Scan the lines below for the word "this". Copy each line you find it in.

▸ **Extracted data entries**
════════════════════
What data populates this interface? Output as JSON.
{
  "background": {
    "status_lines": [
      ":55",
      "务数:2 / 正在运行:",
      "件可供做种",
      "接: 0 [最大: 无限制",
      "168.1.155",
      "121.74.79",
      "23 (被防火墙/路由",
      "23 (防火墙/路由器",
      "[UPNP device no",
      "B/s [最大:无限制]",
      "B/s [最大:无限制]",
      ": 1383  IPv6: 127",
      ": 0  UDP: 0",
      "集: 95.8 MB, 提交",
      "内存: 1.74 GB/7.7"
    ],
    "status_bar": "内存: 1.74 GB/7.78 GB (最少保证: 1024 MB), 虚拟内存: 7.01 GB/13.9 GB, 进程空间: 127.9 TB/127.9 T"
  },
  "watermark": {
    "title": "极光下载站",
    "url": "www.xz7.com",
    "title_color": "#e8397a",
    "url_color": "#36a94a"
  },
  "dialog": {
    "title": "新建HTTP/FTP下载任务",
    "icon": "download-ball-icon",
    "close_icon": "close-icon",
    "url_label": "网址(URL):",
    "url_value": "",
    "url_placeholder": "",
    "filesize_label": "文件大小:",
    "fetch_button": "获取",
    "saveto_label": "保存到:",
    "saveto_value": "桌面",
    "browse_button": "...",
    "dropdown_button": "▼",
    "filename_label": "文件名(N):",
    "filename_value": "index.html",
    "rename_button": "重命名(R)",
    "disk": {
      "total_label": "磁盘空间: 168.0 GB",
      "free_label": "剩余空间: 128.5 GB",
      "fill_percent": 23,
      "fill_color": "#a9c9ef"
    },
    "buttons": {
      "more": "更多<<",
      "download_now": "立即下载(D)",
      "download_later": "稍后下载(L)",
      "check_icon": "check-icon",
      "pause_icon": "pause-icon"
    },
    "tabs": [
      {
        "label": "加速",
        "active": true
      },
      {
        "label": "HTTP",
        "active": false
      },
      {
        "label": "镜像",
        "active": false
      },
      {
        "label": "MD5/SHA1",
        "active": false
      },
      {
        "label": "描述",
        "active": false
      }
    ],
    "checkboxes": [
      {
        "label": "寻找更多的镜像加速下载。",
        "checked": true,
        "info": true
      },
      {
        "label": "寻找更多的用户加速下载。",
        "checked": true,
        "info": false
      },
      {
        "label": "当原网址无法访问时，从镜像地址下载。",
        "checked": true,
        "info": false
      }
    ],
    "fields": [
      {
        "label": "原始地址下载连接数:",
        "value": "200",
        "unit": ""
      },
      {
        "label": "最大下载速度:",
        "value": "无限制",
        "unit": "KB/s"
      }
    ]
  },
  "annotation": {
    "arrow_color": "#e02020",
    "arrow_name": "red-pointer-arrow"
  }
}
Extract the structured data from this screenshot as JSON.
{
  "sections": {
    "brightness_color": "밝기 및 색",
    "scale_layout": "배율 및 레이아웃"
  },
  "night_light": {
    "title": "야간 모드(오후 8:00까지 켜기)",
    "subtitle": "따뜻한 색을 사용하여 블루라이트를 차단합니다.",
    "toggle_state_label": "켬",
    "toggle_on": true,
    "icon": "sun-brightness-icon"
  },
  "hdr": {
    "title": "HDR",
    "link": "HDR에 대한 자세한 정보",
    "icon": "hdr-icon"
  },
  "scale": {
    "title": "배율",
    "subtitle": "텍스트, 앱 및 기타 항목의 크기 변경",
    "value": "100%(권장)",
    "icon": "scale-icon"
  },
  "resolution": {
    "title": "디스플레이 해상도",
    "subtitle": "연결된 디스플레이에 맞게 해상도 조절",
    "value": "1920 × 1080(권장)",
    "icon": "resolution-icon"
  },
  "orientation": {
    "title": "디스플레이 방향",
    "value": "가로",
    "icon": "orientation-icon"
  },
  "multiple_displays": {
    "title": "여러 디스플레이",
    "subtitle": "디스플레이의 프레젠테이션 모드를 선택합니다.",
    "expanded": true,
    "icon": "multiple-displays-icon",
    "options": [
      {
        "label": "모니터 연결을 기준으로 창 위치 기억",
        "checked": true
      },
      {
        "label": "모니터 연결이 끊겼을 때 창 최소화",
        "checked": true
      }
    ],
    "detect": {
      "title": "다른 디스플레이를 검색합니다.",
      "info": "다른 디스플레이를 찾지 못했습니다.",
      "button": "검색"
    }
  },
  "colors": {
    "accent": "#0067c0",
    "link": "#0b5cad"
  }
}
════════════════════
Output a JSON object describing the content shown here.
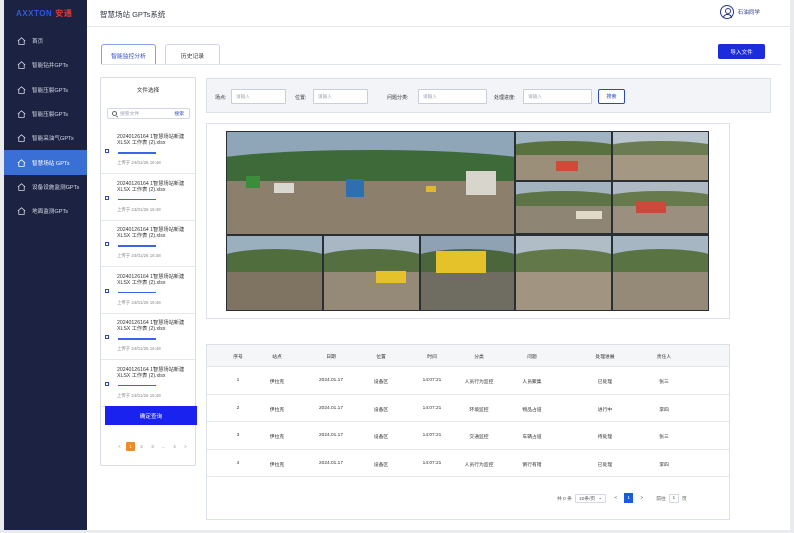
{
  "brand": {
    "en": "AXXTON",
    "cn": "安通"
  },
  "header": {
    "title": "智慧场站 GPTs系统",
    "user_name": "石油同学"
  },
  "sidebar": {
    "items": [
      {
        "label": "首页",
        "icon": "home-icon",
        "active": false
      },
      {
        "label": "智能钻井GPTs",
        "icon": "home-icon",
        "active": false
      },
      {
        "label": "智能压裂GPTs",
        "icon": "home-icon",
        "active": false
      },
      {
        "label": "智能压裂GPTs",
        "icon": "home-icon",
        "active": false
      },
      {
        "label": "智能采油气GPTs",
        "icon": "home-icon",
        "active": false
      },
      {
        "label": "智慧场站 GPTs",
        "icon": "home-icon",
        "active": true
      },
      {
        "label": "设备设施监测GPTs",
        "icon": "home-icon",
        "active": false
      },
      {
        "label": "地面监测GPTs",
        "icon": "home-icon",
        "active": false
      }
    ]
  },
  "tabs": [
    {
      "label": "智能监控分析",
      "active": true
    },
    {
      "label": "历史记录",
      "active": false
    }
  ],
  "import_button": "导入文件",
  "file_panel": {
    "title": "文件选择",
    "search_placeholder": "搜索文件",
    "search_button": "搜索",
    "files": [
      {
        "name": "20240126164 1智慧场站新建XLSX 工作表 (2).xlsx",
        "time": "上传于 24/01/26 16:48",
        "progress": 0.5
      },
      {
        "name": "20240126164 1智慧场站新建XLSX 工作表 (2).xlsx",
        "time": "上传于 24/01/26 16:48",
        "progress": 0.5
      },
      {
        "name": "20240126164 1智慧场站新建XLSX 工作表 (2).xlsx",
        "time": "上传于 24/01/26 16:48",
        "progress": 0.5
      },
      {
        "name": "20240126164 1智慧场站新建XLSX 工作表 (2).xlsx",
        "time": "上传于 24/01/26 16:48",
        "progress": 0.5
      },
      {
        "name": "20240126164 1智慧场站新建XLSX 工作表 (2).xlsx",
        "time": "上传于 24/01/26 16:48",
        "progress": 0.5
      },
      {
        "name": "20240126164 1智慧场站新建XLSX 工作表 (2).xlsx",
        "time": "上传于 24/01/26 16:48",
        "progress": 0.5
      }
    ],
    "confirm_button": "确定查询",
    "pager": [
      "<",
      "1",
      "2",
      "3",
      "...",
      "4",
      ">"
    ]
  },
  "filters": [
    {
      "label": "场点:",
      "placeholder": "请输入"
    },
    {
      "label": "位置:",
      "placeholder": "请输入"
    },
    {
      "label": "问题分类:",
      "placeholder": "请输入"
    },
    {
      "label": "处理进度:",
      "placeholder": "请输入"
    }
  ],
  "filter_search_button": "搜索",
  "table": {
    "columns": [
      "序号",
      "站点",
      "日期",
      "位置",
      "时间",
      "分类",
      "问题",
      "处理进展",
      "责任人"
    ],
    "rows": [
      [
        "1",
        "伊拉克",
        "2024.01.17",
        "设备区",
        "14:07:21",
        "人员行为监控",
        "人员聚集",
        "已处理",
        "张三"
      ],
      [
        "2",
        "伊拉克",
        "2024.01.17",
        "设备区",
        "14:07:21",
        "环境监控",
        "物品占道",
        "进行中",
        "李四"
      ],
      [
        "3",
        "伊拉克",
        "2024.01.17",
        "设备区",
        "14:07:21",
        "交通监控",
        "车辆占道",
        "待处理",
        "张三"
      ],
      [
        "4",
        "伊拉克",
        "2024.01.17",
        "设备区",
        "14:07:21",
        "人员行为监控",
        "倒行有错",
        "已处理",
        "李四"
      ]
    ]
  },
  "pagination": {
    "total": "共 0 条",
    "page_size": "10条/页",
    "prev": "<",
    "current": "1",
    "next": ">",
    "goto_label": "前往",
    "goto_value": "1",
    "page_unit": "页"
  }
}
════════════════════
▸ **EXERCISE SOLUTION**
What data populates this interface? Output as JSON.
Extract the structured data from this screenshot as JSON.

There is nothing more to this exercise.